--- Begin Entries shown ---

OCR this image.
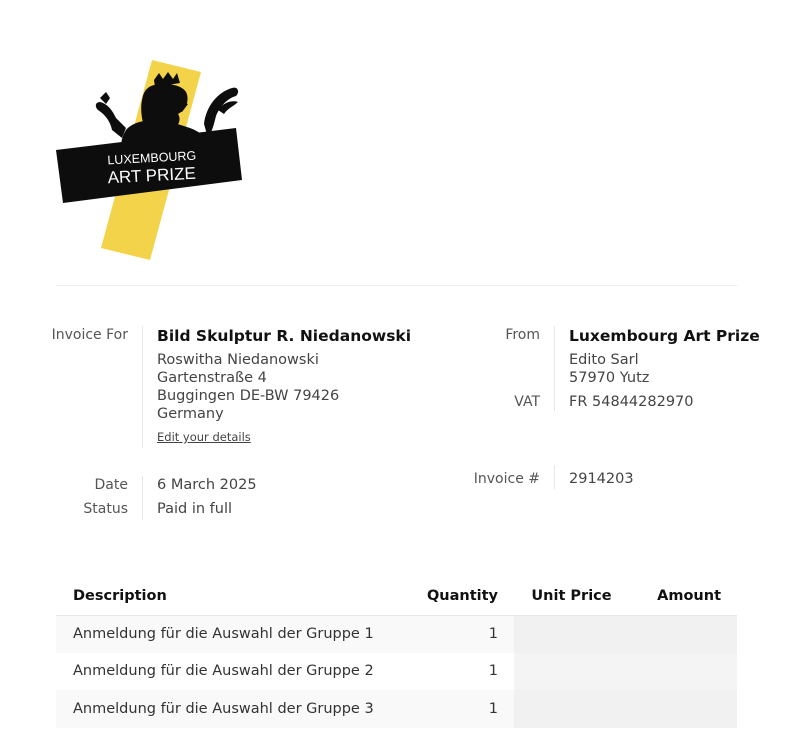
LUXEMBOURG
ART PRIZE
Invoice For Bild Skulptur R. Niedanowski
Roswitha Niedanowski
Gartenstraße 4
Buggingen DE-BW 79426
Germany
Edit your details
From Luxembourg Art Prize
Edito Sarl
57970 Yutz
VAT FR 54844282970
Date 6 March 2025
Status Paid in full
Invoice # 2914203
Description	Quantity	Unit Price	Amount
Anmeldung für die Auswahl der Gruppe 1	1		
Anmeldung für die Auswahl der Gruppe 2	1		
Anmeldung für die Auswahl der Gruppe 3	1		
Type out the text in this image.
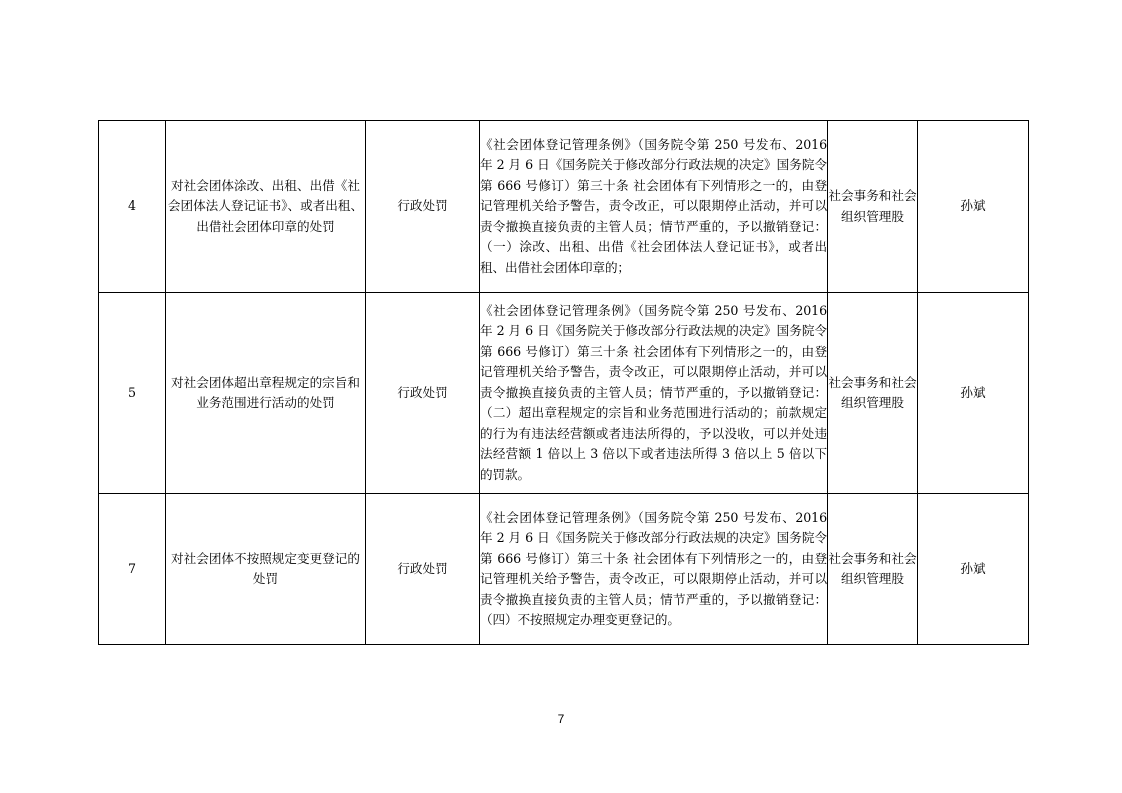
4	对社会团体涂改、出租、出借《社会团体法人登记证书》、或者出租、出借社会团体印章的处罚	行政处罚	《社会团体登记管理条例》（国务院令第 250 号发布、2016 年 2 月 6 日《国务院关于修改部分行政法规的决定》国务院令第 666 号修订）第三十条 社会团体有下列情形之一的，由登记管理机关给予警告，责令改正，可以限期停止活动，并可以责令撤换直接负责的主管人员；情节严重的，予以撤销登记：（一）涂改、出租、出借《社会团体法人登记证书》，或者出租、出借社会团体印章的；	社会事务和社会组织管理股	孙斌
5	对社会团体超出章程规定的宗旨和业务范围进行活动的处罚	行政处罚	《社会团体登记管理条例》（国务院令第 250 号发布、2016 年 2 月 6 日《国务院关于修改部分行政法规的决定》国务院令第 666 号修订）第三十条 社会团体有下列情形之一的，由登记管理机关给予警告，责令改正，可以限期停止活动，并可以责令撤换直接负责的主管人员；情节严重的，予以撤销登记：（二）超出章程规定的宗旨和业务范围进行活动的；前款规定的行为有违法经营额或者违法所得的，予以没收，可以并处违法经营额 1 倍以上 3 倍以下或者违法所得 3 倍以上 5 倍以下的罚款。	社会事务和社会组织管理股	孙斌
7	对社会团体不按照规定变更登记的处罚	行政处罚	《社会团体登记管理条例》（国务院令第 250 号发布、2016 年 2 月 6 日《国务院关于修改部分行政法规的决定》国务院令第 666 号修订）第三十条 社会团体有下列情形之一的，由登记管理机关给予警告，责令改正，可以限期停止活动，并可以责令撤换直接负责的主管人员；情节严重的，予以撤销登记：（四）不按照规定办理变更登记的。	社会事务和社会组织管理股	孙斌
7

--- End Entries shown ---
--- Begin Entries shown ---

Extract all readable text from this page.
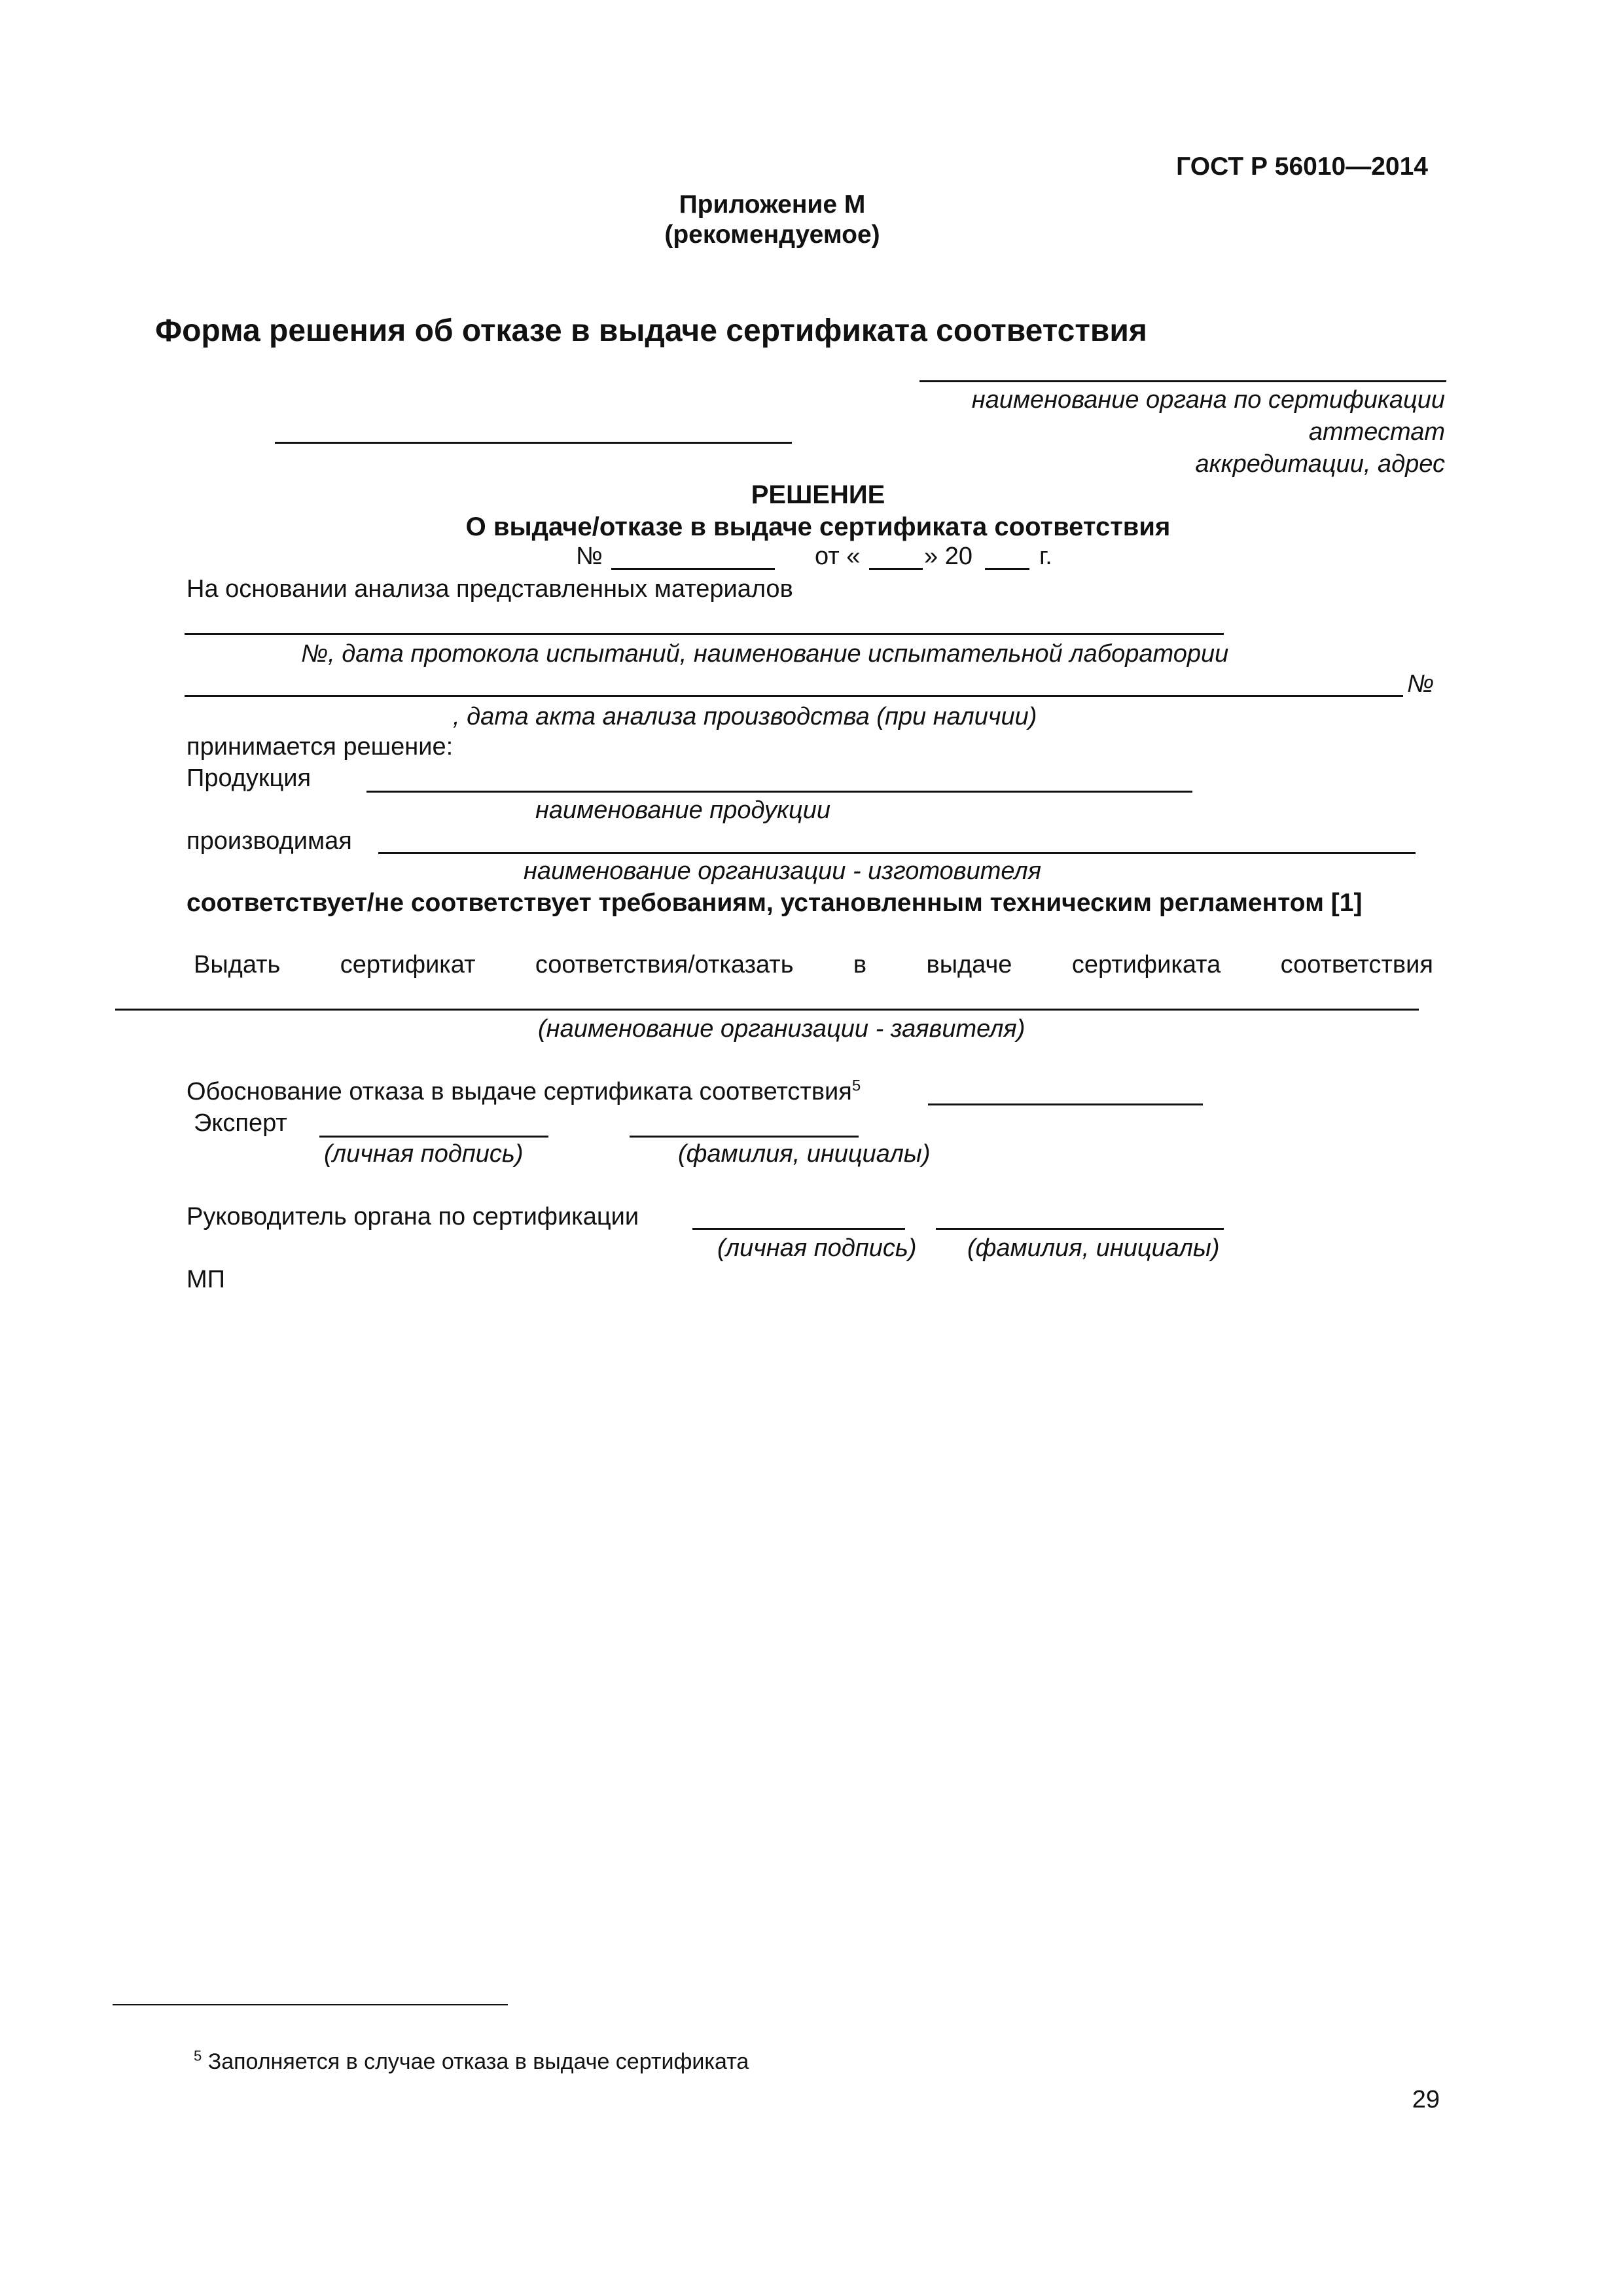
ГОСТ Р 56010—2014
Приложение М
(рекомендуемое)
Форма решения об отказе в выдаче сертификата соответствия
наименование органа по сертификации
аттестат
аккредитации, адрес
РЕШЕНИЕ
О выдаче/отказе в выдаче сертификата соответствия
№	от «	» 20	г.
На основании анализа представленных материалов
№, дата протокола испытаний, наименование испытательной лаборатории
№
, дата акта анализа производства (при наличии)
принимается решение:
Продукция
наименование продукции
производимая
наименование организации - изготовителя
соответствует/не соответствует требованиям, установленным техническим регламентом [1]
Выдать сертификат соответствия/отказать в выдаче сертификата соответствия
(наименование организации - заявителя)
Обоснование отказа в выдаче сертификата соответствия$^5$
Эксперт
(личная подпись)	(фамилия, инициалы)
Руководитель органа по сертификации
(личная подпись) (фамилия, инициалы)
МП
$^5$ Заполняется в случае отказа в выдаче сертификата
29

--- End Entries shown ---

What is required: Your task is to collect every line above that contains the word "органа".

Task response:
наименование органа по сертификации
Руководитель органа по сертификации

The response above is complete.